» **AZIONE RICHIESTA 1**:
Elenchi tutti i vantaggi che gli ETF in generale offrono secondo il brano sugli ETF nucleari.
» **AZIONE RICHIESTA 2**:
Secondo il brano sugli ETF nucleari, perché l'uranio è influenzato dalla geopolitica?
» **AZIONE RICHIESTA 3**:
Trascriva dal brano sugli ETF nucleari tutto il testo che va da "Gli ETF convengono" giù fino a "sono piuttosto solide.".

» **BRANO DA LEGGERE**:
* * * *

ETF sul nucleare, scopriamo insieme e perché in tanti vorrebbero averli. Tutti i dettagli da non perdere su questi strumenti finanziari.
Un buon investitore si vede delle scelte che riesce a fare, sviluppando intuizione e lungimiranza, dopo un’accurata analisi dei dati a sua disposizione.
Prima di investire in certi asset, infatti, è bene raccogliere più info possibili in merito, per farsi un’idea di come potrebbero andare le cose, nel lungo termine, a seconda della strategia che si intende adottare, per trarre profitti.
Tra i vantaggi che gli ETF offrono a chi investi in essi, c’è la diversificazione, perché acquistando un solo strumento, è possibile avere a disposizione centinaia (se non migliaia) di titoli, e quindi si andrebbe a mitigare il rischio di perdere tutto.
Gli ETF convengono anche per le loro commissioni basse, e per la loro trasparenza, liquidità, accessibilità. Attualmente, per chi vuole investire, si tratta di un’ottima opportunità, soprattutto se si vuole agire nel lungo termine. Chiaramente i rischi restano, come in ogni investimento, ma in linea generale le basi da cui partire sono piuttosto solide.
Un settore interessante e molto quotato e desiderato, per ciò che concerne l’investire su ETF, è quello nucleare.
Ci sono degli ETF a cui in tanti anelano in quest’ambito, e tra questi citiamo VanEck Vectors Uranium+Nuclear Energy ETF e il Global X Uranium ETF. Si tratta di ETF che investono in aziende che si occupano di estrazione e lavori sull’uranio. Per ciò che concerne il primo ETF, tuttavia, non è ancora chiaro se gli investitori europei possono accedervi.
Interessanti anche alcuni indici, come Solactive Global Uranium & Nuclear Components Index, che aiutano a comprendere come stanno andando le cose nel settore. Da considerare anche MarketVector Global Uranium and Nuclear Energy Infrastructure Index (MVNUCLTR), che è usato da certi ETF per garantire maggiore diversificazione nell’ambito di nucleare e uranio.
Investire in ETF come questi ha dei vantaggi, tra cui spicca, come si può ben capire, la diversificazione. Peraltro, attualmente l’energia nucleare è considerata potenzialmente in crescita, in quanto alternativa di energia pulita, con ottime prospettive future.
Attenzione, però, perché non mancano di certo i rischi, come la volatilità, in quanto il costo dell’uranio è fluttuante e il valore degli ETF potrebbe essere messo a dura prova. L’uranio è anche influenzato dalla geopolitica, perché in genere, lo si estrae in luoghi in cui non c’è stabilità, da un punto di vista politico.
Se cambiano le leggi, i costi di produzione possono esserne influenzati, e non poco. Un investimento del genere deve essere valutato con grande attenzione.

* * * *

» **RIGHE FORNITE**:
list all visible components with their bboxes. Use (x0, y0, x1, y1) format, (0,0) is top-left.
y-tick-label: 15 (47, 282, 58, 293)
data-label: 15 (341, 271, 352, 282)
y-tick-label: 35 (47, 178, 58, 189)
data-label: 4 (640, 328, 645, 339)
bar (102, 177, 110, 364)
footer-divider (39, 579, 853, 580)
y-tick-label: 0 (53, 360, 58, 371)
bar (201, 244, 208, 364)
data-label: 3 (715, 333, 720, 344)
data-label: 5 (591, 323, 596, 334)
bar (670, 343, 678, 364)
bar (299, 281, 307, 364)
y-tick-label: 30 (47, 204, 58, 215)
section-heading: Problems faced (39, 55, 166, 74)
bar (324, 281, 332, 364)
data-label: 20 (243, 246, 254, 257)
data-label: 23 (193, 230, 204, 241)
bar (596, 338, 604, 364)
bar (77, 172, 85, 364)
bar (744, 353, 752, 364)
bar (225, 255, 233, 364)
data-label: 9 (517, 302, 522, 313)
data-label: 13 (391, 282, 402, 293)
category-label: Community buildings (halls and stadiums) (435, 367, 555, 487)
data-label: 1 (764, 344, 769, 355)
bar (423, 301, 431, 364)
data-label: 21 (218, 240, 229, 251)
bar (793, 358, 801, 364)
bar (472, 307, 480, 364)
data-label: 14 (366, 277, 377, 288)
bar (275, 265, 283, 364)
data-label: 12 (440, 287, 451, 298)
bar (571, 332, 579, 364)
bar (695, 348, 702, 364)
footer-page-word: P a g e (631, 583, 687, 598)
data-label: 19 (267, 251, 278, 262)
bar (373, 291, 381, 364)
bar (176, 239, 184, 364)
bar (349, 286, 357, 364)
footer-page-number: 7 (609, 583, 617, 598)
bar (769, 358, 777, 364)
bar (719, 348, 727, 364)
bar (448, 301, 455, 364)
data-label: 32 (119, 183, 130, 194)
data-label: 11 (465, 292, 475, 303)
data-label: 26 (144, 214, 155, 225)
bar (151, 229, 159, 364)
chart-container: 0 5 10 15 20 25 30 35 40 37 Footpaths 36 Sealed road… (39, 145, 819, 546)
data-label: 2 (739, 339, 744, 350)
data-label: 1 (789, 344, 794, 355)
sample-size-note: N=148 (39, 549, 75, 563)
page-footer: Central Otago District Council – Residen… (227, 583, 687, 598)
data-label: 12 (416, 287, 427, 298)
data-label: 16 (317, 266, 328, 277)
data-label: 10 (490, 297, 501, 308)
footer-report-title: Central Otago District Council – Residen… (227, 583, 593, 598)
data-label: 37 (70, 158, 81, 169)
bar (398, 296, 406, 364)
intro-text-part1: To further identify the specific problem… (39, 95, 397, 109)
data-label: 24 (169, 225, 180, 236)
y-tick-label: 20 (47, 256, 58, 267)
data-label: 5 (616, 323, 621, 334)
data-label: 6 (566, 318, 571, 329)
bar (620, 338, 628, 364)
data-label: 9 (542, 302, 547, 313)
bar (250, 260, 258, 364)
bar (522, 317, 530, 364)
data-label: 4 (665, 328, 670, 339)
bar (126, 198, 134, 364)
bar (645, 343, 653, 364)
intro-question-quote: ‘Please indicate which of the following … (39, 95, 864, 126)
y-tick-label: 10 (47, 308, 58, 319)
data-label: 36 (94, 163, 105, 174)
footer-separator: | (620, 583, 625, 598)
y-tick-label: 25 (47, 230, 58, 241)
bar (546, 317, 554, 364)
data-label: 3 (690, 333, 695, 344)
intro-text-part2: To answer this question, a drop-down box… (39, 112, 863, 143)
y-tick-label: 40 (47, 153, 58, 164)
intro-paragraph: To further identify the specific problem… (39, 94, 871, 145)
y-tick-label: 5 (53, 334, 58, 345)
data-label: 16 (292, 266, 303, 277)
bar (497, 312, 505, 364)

* * * *

» **RISULTATO 1**:
Diversificazione, commissioni basse, trasparenza, liquidità, accessibilità.

» **RISULTATO 2**:
Perché in genere lo si estrae in luoghi in cui non c'è stabilità dal punto di vista politico.

» **RISULTATO 3**:
Gli ETF convengono anche per le loro commissioni basse, e per la loro trasparenza, liquidità, accessibilità. Attualmente, per chi vuole investire, si tratta di un’ottima opportunità, soprattutto se si vuole agire nel lungo termine. Chiaramente i rischi restano, come in ogni investimento, ma in linea generale le basi da cui partire sono piuttosto solide.